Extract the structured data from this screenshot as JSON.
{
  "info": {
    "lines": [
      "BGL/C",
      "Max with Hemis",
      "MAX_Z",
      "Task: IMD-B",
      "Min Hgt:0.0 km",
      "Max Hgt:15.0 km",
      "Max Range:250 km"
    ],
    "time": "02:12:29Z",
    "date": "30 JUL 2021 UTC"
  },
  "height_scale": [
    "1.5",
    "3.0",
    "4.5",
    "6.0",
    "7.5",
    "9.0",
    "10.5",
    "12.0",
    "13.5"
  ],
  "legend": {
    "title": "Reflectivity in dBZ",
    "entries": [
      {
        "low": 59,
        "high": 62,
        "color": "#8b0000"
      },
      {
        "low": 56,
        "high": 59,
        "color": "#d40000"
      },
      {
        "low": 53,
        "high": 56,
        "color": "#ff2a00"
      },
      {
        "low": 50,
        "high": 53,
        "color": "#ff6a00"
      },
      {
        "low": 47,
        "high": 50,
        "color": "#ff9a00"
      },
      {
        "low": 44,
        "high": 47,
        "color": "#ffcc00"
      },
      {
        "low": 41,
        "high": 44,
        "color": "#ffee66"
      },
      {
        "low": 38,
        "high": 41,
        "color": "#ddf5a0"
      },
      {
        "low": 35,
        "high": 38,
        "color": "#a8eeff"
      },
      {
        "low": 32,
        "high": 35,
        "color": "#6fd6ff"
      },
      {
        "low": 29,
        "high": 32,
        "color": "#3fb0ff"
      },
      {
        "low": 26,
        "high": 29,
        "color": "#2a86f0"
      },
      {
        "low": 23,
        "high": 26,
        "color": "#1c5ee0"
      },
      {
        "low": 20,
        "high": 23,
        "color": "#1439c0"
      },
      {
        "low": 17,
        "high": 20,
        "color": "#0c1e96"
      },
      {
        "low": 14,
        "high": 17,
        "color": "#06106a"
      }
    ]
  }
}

> **Exercise directions**: Repeat all the entries exactly as given.

> **The result**:
Extract the structured data from this screenshot as JSON.
{
  "info": {
    "lines": [
      "BGL/C",
      "Max with Hemis",
      "MAX_Z",
      "Task: IMD-B",
      "Min Hgt:0.0 km",
      "Max Hgt:15.0 km",
      "Max Range:250 km"
    ],
    "time": "02:12:29Z",
    "date": "30 JUL 2021 UTC"
  },
  "height_scale": [
    "1.5",
    "3.0",
    "4.5",
    "6.0",
    "7.5",
    "9.0",
    "10.5",
    "12.0",
    "13.5"
  ],
  "legend": {
    "title": "Reflectivity in dBZ",
    "entries": [
      {
        "low": 59,
        "high": 62,
        "color": "#8b0000"
      },
      {
        "low": 56,
        "high": 59,
        "color": "#d40000"
      },
      {
        "low": 53,
        "high": 56,
        "color": "#ff2a00"
      },
      {
        "low": 50,
        "high": 53,
        "color": "#ff6a00"
      },
      {
        "low": 47,
        "high": 50,
        "color": "#ff9a00"
      },
      {
        "low": 44,
        "high": 47,
        "color": "#ffcc00"
      },
      {
        "low": 41,
        "high": 44,
        "color": "#ffee66"
      },
      {
        "low": 38,
        "high": 41,
        "color": "#ddf5a0"
      },
      {
        "low": 35,
        "high": 38,
        "color": "#a8eeff"
      },
      {
        "low": 32,
        "high": 35,
        "color": "#6fd6ff"
      },
      {
        "low": 29,
        "high": 32,
        "color": "#3fb0ff"
      },
      {
        "low": 26,
        "high": 29,
        "color": "#2a86f0"
      },
      {
        "low": 23,
        "high": 26,
        "color": "#1c5ee0"
      },
      {
        "low": 20,
        "high": 23,
        "color": "#1439c0"
      },
      {
        "low": 17,
        "high": 20,
        "color": "#0c1e96"
      },
      {
        "low": 14,
        "high": 17,
        "color": "#06106a"
      }
    ]
  }
}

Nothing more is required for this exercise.